Your instructions -
Collect all the lines that mention the word "dans".

Task data -
________________________

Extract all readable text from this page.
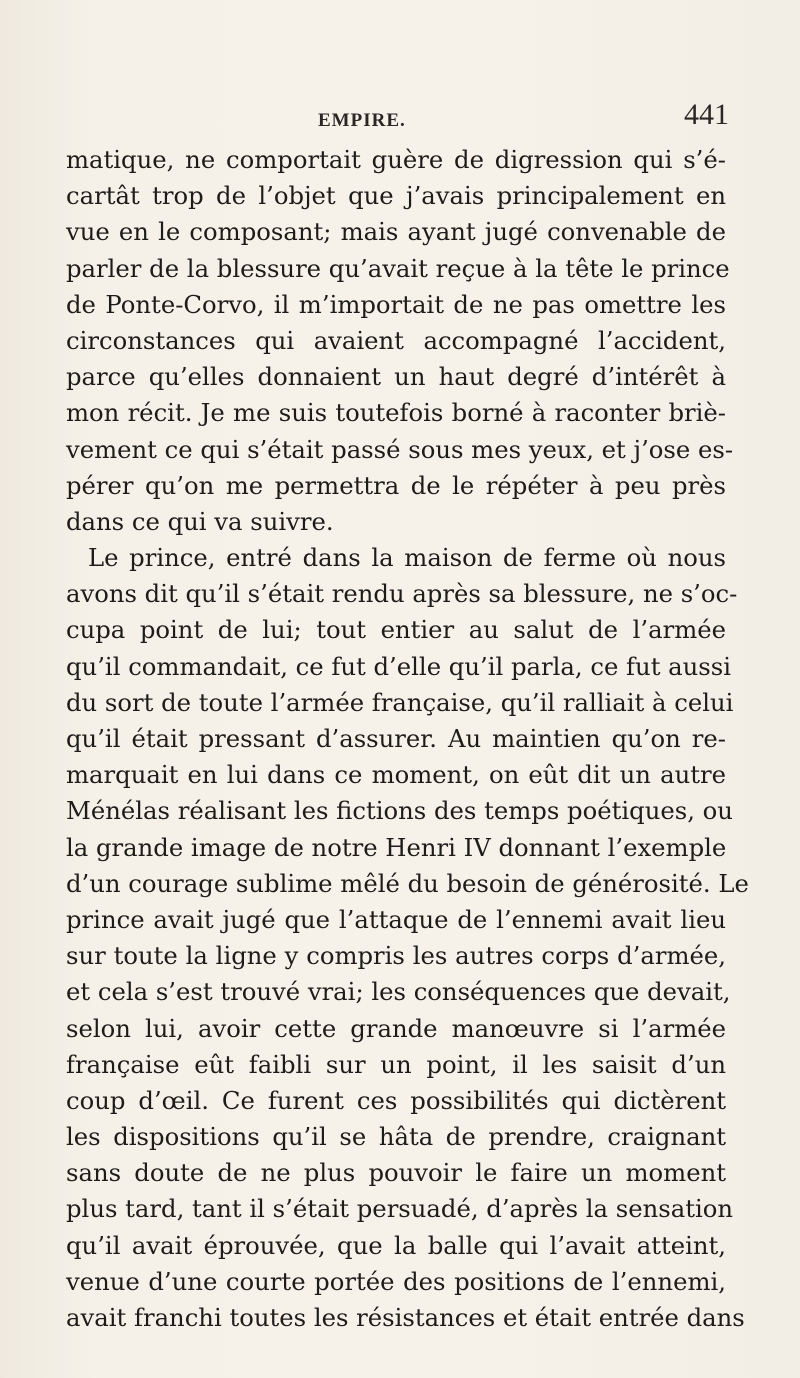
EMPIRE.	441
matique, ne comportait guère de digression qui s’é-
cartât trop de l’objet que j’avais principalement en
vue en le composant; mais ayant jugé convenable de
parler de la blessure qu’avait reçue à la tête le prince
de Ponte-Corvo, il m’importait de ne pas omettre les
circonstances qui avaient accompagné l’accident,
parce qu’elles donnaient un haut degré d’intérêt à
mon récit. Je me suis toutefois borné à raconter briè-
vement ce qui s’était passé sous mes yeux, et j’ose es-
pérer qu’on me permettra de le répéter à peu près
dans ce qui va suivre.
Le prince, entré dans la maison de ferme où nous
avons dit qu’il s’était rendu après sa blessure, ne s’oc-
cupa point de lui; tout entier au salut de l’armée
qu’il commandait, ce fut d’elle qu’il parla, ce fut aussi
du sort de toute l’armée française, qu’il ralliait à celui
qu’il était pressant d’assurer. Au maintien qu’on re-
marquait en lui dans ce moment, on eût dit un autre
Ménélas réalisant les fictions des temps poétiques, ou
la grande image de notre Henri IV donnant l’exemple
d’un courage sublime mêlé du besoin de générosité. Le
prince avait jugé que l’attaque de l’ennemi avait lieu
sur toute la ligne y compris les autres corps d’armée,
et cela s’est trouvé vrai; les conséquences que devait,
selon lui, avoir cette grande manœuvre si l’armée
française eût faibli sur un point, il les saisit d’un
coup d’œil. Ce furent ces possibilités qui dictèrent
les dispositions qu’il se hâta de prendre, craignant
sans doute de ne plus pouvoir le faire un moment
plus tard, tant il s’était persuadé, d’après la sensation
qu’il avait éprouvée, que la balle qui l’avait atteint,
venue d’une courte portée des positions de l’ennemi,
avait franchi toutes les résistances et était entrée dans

________________________

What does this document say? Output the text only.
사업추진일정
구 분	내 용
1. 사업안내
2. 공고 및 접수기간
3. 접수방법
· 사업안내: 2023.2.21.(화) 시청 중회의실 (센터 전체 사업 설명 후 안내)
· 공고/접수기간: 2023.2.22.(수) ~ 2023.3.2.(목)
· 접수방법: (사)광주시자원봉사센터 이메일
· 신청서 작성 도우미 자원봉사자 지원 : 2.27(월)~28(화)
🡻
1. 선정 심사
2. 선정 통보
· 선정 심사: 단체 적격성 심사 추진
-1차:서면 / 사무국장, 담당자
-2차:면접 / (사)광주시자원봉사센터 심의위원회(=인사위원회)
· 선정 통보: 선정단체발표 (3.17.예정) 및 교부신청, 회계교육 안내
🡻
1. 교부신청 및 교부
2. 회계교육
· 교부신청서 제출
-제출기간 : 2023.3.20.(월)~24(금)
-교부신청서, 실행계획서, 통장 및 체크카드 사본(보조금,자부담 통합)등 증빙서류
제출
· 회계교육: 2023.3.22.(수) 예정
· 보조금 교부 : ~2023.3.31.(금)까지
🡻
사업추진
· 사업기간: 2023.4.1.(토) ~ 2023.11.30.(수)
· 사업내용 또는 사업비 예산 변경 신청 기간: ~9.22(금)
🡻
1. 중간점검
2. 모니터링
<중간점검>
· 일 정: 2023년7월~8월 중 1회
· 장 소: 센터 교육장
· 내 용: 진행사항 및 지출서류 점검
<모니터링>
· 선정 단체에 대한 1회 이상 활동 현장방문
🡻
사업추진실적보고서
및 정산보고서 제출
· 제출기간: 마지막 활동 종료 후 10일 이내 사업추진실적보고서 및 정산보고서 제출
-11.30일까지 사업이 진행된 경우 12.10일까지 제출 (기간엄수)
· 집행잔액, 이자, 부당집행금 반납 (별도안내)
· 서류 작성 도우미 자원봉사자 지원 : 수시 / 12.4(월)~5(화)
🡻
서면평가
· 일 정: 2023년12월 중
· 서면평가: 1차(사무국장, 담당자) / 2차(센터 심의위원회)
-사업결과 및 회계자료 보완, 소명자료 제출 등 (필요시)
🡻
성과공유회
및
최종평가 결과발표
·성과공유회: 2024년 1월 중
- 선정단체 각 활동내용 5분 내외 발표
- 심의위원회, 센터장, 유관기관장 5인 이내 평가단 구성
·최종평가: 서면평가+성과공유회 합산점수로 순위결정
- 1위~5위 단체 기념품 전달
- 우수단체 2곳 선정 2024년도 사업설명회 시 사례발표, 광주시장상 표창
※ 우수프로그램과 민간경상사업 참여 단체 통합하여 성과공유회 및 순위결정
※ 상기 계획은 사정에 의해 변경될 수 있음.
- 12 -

________________________

Completed exercise -
dans ce qui va suivre.
Le prince, entré dans la maison de ferme où nous
marquait en lui dans ce moment, on eût dit un autre
avait franchi toutes les résistances et était entrée dans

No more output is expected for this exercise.